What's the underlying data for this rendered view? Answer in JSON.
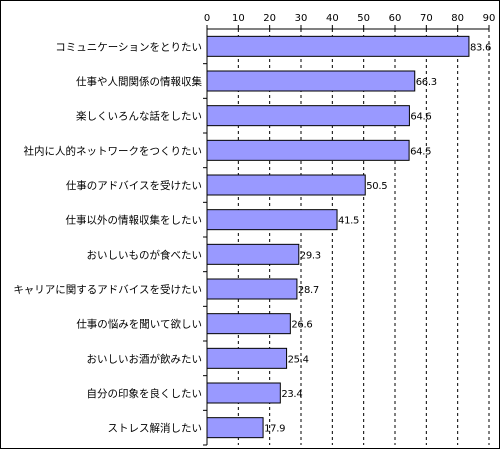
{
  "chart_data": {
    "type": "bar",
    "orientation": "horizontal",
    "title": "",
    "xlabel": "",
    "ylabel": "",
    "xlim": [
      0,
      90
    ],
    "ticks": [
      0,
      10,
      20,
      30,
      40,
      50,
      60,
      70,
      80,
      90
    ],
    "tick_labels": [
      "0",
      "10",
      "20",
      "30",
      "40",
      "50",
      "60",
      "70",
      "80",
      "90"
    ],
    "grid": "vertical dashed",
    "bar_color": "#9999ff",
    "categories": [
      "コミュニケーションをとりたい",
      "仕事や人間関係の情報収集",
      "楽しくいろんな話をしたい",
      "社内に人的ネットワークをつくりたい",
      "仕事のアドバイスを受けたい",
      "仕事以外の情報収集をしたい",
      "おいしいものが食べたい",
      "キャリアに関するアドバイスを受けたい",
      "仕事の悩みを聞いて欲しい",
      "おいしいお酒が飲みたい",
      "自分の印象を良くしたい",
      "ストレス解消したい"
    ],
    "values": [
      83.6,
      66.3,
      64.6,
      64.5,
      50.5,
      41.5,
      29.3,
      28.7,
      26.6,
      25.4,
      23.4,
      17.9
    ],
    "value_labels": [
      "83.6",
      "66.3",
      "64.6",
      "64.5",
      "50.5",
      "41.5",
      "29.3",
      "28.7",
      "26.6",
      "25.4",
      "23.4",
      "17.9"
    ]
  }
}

☆ ☆ ☆ ☆

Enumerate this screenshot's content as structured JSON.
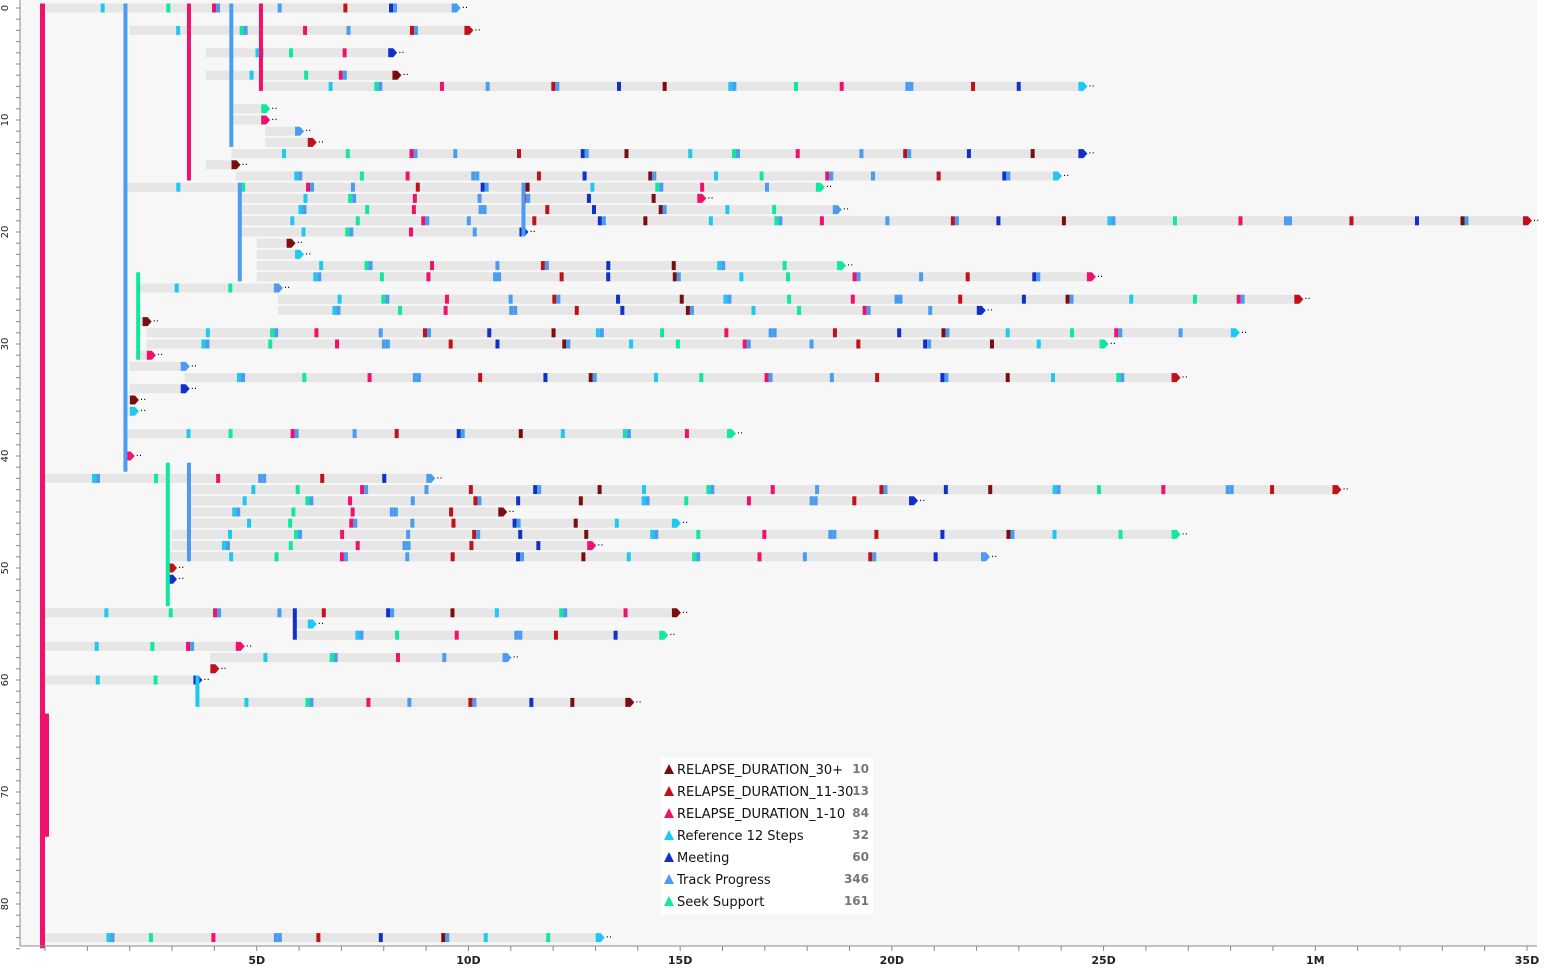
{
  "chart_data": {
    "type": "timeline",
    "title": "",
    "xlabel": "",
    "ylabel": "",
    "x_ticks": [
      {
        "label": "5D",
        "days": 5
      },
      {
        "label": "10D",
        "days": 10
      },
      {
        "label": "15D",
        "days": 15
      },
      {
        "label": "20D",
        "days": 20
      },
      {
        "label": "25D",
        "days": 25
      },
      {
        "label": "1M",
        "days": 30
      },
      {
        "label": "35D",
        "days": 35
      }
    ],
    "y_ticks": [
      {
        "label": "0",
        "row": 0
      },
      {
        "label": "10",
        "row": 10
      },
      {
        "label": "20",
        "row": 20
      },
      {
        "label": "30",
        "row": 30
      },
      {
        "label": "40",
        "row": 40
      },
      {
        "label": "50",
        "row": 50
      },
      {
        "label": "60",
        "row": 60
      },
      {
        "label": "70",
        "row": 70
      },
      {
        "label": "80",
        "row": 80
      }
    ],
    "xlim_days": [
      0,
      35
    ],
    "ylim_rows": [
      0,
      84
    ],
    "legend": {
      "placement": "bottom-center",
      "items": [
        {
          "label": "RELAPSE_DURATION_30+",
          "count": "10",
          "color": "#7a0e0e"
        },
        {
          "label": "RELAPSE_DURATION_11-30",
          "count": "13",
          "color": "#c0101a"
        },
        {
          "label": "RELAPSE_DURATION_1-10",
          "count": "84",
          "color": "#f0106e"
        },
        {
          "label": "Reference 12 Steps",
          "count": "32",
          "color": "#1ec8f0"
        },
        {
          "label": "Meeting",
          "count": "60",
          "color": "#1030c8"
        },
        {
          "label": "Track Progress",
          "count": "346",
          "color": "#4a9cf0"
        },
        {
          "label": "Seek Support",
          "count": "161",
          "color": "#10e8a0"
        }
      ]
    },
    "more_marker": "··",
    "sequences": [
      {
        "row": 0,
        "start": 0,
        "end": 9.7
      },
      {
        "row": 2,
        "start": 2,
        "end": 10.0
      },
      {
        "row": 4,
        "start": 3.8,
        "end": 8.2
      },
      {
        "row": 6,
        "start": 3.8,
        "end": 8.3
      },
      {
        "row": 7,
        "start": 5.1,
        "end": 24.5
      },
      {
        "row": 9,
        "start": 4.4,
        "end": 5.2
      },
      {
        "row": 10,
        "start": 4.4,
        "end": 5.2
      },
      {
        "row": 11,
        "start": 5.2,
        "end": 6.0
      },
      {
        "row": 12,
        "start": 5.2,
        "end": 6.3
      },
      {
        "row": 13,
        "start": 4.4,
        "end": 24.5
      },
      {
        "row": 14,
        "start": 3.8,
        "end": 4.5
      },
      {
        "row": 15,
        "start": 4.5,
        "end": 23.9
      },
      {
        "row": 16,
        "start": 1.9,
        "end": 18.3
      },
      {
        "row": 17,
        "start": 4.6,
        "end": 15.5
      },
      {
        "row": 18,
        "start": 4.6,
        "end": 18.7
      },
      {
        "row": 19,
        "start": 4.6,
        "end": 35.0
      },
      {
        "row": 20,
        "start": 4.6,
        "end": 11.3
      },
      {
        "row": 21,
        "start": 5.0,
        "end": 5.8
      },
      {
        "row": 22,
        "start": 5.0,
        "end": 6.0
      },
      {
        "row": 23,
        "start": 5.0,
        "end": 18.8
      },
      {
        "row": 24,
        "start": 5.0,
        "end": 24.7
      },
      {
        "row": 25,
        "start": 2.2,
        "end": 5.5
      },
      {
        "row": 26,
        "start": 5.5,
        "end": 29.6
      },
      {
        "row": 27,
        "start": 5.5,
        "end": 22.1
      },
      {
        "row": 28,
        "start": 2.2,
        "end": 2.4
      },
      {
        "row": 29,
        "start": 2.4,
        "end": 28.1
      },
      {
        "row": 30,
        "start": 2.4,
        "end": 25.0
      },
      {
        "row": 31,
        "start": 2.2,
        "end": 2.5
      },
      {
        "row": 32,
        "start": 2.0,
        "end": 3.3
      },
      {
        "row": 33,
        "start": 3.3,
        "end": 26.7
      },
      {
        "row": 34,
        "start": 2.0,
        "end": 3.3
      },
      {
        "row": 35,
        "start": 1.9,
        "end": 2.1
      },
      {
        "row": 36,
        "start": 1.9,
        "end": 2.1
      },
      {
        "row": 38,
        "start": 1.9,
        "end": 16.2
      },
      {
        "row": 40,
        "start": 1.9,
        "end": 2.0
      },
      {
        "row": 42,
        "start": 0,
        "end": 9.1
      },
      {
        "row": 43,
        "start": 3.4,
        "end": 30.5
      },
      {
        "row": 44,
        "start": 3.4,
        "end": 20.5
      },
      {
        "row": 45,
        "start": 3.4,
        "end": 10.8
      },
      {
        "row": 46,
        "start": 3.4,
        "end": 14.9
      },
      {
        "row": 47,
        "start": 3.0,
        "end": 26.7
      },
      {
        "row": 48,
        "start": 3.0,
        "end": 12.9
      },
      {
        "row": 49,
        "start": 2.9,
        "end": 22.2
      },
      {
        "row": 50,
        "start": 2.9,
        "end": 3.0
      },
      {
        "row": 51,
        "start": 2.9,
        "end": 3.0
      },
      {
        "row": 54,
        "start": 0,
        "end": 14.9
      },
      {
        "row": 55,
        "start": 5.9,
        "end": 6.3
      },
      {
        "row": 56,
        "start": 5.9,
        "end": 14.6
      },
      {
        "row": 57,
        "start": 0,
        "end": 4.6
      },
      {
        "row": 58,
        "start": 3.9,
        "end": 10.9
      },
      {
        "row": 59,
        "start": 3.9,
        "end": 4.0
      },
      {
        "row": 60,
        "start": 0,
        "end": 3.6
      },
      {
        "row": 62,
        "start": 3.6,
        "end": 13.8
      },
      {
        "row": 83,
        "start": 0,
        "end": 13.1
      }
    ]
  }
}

☆ ☆ ☆ ☆

- Written task
Find every line that has "this" in it, then return those lines.

- Exercise result
What's the underlying data for this rendered view? Answer in JSON.
Enumerate this screenshot's content as structured JSON.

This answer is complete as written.